* **任务要求**: 从下方论述社会发展代价的文章末句之后接着往下写。

* **所给文本**:
+ + + + + + +
认识论视阈下的社会发展代价

2011-04-11 12:11张年凤毛丽娟
哈尔滨市委党校学报 2011年5期
关键词:认识论代价理性

张年凤,谢 娟,毛丽娟

(1.广西师范学院政法学院,南宁530001;2.广西钦州学院社科部,广西钦州 535000)

·哲学与思辨·

认识论视阈下的社会发展代价

张年凤1,谢 娟2,毛丽娟1

(1.广西师范学院政法学院,南宁530001;2.广西钦州学院社科部,广西钦州 535000)

社会发展代价问题,本质上是发展问题。从认识论视角研究当代社会的发展代价,是一个有意义的视角。这种研究不能停留在社会发展代价边界的把握上,还需要搞清楚社会发展代价产生的认识论根源及对实践主体付出代价实现发展的行为进行认识论的分析,从而从认识论的视角勾勒出社会发展的和谐图景。

认识论;社会发展代价;和谐发展

社会发展具有进步的意蕴,但又不简单等于进步。发展与进步之间的差别就在于“代价”。人们在日常生活中经常使用“代价”这个词,它从一个侧面反映了人们在社会生活中普遍存在的一种得失关系。而从哲学的范畴来看,社会发展代价主要包括三方面的内容:“一是成本性代价,即为实现社会进步所耗费的物力、精力和人力;二是牺牲性代价,即人通过牺牲自身的利益甚至生命以实现自身的理想价值或换取社会的进步;三是消极后果性代价,即在实现社会进步的过程中所产生的一系列负面的、有害的结果。”[1]可见,社会发展的本质归根结底是社会实践,离开社会领域和人类的实践活动来谈社会发展代价都是毫无意义的。北京大学袁吉福教授对社会发展代价作了如下界定:“代价是与社会发展(社会进步)相关联的一个哲学范畴,是指人类在社会发展过程中所作出的努力和牺牲以及所造成的消极后果。”[2]鉴于此,本文试图对社会发展代价进行认识论探讨,力争把代价问题的研究推向深入,从而为建构和谐的发展图景提供借鉴。
+ + + + + + +
* **存储数据**:
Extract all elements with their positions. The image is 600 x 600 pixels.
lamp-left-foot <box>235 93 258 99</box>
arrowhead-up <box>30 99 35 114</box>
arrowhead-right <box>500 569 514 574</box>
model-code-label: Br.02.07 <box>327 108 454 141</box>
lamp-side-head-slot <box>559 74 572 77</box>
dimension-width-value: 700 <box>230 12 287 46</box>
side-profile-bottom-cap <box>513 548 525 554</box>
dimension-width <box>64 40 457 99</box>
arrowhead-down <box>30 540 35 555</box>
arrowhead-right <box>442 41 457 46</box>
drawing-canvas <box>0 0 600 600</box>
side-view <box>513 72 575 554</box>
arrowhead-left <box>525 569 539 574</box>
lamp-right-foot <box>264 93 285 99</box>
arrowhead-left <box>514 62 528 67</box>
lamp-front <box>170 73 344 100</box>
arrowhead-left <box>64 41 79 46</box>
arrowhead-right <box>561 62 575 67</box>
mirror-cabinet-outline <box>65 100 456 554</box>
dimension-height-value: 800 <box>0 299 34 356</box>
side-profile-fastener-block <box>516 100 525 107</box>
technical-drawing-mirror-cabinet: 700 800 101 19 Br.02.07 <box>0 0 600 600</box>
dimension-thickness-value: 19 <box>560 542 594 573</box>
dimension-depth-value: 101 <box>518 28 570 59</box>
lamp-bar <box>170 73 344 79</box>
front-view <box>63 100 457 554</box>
+ + + + + + +
* **练习答案**:
一、社会发展代价产生的认识论根源

1.思维的至上性与非至上性是社会代价产生的认识论基础

社会发展代价产生的原因是多方面的,其中,思维的至上性与非至上性之间的矛盾是社会发展代价产生的认识论基础。马克思主义哲学指出,人类的认识具有双重性,一方面从认识的“本性、使命、可能和历史的终极目的来说”[3],它具有至上性和无限性;另一方面从认识的个别实现和每次实现来说,它又具有非至上性和有限性。人类只有在认识无限前进的过程中,才能解决这种认识的矛盾。因此,在社会发展规律和社会发展代价问题的认识上,人类既具有至上性又具有非至上性。但是,在特定的历史时期内,由于人类认识的非至上性,导致人类对社会发展规律的认识不可能完全穷尽,而且这种认识很有可能是错误的、片面的。因此,在社会发展过程中,由于认识的局限和实践的限制所导致社会发展代价的产生也就不可避免了。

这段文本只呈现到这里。